• **PROBLEM**
Identify each line holding the string "JSON" and copy it.

+++ DATA SUPPLIED +++

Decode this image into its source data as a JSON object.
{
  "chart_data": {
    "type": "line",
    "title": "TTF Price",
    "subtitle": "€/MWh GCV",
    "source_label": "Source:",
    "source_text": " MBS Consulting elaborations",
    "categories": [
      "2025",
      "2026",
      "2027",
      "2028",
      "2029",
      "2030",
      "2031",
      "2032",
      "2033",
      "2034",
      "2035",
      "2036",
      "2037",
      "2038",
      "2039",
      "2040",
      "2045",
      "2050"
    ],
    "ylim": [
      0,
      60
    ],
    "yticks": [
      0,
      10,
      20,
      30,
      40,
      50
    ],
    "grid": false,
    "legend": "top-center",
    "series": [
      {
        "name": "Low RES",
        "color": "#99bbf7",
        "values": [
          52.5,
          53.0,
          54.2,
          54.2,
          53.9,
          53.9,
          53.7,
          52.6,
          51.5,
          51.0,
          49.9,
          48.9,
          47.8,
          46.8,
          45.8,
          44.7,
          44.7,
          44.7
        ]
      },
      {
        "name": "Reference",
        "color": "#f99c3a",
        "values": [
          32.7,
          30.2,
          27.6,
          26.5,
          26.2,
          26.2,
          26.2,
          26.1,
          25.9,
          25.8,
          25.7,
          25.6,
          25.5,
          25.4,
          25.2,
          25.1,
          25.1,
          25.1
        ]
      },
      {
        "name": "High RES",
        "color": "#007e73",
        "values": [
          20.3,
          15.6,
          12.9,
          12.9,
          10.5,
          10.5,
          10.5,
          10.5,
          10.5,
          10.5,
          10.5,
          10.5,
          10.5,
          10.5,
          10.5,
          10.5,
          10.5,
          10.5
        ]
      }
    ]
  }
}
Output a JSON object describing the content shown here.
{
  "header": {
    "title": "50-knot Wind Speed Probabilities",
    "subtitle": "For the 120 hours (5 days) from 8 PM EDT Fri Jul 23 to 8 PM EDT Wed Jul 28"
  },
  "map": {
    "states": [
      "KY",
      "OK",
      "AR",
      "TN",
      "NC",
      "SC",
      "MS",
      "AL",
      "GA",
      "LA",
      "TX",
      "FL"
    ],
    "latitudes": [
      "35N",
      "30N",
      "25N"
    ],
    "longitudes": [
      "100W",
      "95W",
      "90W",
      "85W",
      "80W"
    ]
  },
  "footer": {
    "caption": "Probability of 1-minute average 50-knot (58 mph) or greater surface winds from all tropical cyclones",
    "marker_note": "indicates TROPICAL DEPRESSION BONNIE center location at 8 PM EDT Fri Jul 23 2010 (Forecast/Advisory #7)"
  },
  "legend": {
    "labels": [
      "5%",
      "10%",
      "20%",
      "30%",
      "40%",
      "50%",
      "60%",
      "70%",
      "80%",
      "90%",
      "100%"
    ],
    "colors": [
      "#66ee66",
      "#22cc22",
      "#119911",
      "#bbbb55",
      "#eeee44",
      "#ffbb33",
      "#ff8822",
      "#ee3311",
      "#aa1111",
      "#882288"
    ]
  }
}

+++

• **ANSWER TO THE TASK**
Decode this image into its source data as a JSON object.
Output a JSON object describing the content shown here.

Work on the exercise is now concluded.